▸ SOURCE DATA
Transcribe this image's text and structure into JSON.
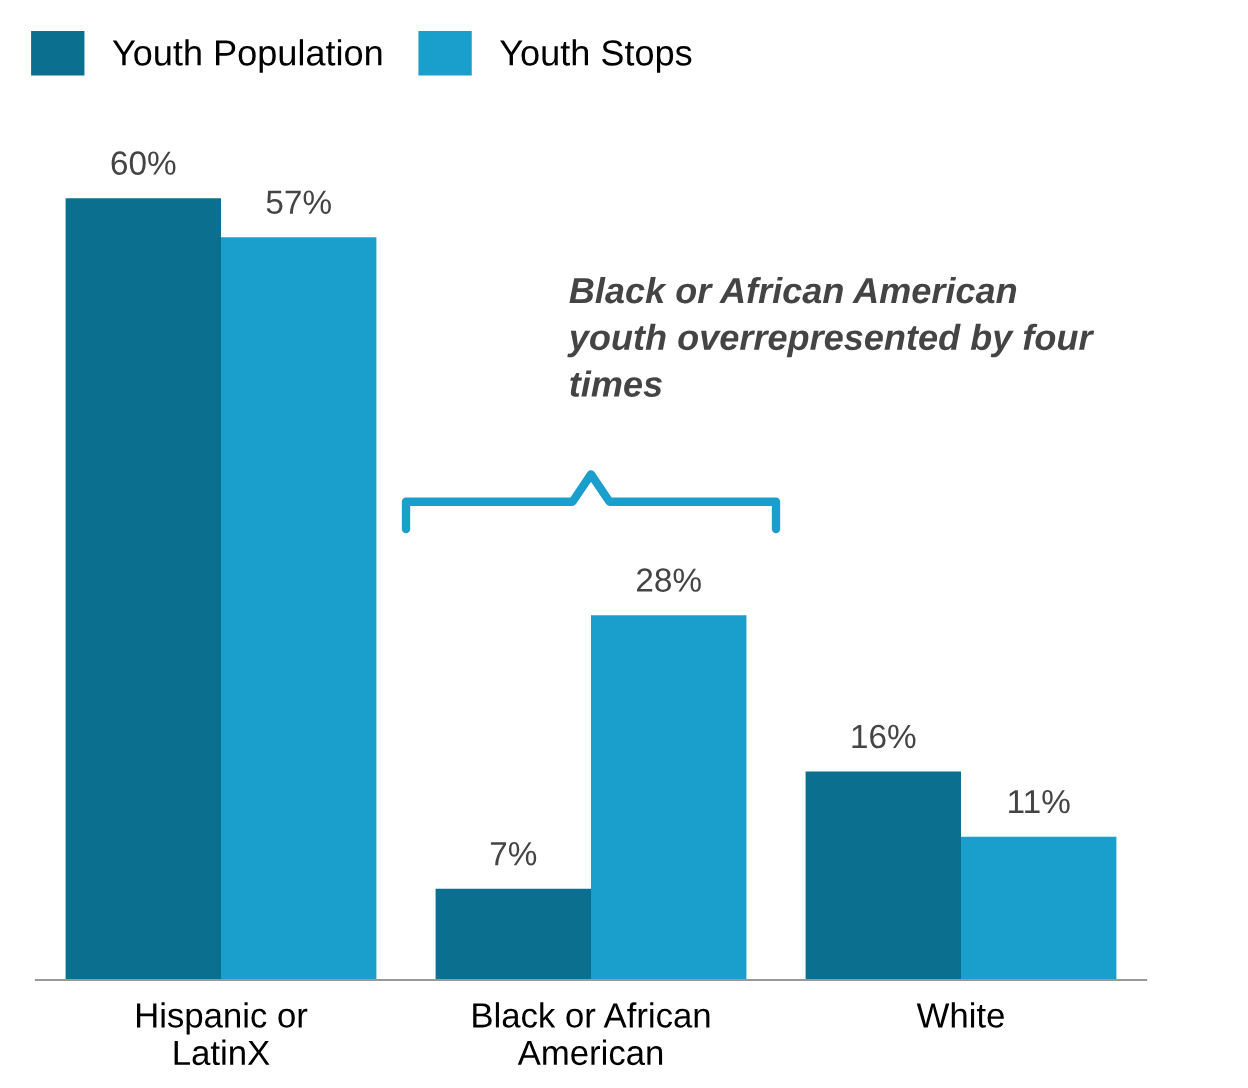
{
  "chart_data": {
    "type": "bar",
    "categories": [
      "Hispanic or\nLatinX",
      "Black or African\nAmerican",
      "White"
    ],
    "series": [
      {
        "name": "Youth Population",
        "color": "#0b6f8f",
        "values": [
          60,
          7,
          16
        ],
        "value_labels": [
          "60%",
          "7%",
          "16%"
        ]
      },
      {
        "name": "Youth Stops",
        "color": "#1a9fcc",
        "values": [
          57,
          28,
          11
        ],
        "value_labels": [
          "57%",
          "28%",
          "11%"
        ]
      }
    ],
    "legend": "top left",
    "annotations": [
      "Black or African American\nyouth overrepresented by four\ntimes"
    ]
  }
}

▸ WRITTEN EXERCISE
Make an exact reproduction of the listing above, without any pictures.

▸ THE REPLY
Transcribe this image's text and structure into JSON.
{
  "chart_data": {
    "type": "bar",
    "categories": [
      "Hispanic or\nLatinX",
      "Black or African\nAmerican",
      "White"
    ],
    "series": [
      {
        "name": "Youth Population",
        "color": "#0b6f8f",
        "values": [
          60,
          7,
          16
        ],
        "value_labels": [
          "60%",
          "7%",
          "16%"
        ]
      },
      {
        "name": "Youth Stops",
        "color": "#1a9fcc",
        "values": [
          57,
          28,
          11
        ],
        "value_labels": [
          "57%",
          "28%",
          "11%"
        ]
      }
    ],
    "legend": "top left",
    "annotations": [
      "Black or African American\nyouth overrepresented by four\ntimes"
    ]
  }
}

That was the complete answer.